(Layout element entries)
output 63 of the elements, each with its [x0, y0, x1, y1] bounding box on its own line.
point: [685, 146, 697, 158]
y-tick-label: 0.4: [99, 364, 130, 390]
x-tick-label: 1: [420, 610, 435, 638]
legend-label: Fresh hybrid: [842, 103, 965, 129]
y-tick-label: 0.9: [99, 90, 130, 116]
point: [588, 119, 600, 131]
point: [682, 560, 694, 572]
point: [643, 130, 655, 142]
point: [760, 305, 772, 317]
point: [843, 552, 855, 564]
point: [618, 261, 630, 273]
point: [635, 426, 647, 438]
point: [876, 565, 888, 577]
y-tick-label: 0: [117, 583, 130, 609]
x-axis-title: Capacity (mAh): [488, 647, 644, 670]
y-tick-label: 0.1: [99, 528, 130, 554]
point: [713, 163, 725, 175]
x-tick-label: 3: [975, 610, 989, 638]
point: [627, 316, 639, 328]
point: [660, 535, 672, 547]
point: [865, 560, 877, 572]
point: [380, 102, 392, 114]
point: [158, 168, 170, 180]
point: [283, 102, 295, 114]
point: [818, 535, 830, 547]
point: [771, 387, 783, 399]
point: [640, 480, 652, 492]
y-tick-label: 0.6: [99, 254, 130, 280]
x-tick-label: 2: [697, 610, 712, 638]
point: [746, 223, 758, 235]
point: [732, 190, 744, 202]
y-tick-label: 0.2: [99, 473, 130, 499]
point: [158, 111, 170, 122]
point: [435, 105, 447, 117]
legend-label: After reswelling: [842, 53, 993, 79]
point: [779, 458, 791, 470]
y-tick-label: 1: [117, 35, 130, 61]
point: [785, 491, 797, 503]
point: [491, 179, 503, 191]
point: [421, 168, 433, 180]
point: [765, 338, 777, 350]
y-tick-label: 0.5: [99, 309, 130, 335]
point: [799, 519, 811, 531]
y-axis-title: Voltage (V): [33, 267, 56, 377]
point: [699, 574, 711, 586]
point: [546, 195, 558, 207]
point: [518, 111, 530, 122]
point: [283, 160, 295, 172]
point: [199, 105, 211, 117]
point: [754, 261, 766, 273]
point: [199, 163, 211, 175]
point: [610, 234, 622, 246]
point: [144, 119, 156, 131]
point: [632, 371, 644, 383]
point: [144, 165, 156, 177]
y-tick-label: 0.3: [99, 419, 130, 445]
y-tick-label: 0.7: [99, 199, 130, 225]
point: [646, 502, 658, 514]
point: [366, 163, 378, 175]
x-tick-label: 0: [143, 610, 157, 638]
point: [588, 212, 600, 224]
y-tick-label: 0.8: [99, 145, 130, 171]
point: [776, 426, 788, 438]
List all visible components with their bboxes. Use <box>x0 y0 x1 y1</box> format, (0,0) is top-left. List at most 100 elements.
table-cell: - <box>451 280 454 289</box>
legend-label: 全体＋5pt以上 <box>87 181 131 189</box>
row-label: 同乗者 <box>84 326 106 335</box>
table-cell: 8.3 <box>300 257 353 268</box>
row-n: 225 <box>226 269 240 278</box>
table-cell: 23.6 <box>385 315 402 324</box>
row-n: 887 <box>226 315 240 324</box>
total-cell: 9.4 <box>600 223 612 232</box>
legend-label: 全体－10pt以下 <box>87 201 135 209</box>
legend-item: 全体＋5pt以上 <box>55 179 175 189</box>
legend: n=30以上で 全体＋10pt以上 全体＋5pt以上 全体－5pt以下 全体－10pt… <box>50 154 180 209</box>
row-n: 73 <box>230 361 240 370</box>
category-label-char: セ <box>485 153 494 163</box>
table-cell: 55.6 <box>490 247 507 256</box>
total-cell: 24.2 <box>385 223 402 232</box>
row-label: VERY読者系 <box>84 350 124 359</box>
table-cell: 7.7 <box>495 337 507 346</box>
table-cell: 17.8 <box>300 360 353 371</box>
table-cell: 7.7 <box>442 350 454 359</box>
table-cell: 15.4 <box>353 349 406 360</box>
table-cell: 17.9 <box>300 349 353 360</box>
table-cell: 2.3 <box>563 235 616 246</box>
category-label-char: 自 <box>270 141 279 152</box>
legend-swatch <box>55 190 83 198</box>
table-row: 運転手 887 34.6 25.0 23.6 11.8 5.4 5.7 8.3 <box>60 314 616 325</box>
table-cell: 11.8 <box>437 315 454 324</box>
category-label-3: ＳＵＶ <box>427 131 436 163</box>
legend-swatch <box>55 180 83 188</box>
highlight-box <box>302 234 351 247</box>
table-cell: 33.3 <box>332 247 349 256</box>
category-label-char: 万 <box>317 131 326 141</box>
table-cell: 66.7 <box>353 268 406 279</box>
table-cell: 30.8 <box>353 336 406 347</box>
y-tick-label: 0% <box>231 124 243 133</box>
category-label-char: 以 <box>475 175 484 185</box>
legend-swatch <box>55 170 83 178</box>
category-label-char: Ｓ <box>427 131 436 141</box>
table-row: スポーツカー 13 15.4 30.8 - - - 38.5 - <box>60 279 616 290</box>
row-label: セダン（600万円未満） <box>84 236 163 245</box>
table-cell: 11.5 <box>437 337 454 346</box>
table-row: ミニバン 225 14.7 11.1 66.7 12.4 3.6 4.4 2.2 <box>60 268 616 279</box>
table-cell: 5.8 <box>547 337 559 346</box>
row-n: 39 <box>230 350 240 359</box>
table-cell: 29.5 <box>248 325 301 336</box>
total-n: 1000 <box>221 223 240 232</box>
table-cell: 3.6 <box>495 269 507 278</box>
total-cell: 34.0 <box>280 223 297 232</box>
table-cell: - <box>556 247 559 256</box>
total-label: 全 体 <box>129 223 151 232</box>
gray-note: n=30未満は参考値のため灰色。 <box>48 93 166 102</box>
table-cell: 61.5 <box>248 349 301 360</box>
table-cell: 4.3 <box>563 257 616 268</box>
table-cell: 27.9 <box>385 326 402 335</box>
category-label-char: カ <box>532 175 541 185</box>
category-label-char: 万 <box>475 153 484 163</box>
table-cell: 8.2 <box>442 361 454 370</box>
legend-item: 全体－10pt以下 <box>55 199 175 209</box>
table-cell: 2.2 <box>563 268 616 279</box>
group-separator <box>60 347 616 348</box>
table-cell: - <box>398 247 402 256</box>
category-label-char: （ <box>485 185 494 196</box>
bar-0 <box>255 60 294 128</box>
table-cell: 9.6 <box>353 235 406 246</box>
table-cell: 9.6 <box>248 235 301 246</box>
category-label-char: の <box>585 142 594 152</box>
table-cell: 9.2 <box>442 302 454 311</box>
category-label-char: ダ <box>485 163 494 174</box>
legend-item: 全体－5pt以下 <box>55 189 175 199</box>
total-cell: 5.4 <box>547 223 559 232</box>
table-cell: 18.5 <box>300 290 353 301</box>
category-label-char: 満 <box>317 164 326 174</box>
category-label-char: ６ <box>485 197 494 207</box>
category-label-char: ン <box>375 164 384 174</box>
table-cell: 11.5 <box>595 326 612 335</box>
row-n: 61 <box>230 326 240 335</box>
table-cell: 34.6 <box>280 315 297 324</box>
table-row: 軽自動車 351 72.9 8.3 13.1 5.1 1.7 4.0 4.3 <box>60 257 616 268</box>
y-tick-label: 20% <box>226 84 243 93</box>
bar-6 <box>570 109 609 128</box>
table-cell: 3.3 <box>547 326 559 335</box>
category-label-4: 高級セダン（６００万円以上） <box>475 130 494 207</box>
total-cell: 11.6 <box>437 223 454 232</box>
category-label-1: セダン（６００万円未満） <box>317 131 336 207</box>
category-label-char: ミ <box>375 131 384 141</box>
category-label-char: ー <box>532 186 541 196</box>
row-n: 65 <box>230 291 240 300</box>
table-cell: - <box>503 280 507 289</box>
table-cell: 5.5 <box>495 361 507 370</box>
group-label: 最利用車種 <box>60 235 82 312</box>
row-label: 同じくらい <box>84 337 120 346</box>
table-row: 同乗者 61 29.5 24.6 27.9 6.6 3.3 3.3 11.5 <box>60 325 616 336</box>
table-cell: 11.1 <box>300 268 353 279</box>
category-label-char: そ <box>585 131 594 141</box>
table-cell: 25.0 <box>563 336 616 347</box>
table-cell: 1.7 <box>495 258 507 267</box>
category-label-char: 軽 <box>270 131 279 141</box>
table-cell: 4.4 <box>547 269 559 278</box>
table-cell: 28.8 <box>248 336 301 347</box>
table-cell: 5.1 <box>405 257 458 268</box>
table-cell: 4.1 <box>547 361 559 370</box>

* [WHAT TO WORK ON]:
Write out again, without any changes, the material from its first line through the line containing "point: [760, 305, 772, 317]", including both of those lines.

* [RESULT OF THE TASK]:
output 63 of the elements, each with its [x0, y0, x1, y1] bounding box on its own line.
point: [685, 146, 697, 158]
y-tick-label: 0.4: [99, 364, 130, 390]
x-tick-label: 1: [420, 610, 435, 638]
legend-label: Fresh hybrid: [842, 103, 965, 129]
y-tick-label: 0.9: [99, 90, 130, 116]
point: [588, 119, 600, 131]
point: [682, 560, 694, 572]
point: [643, 130, 655, 142]
point: [760, 305, 772, 317]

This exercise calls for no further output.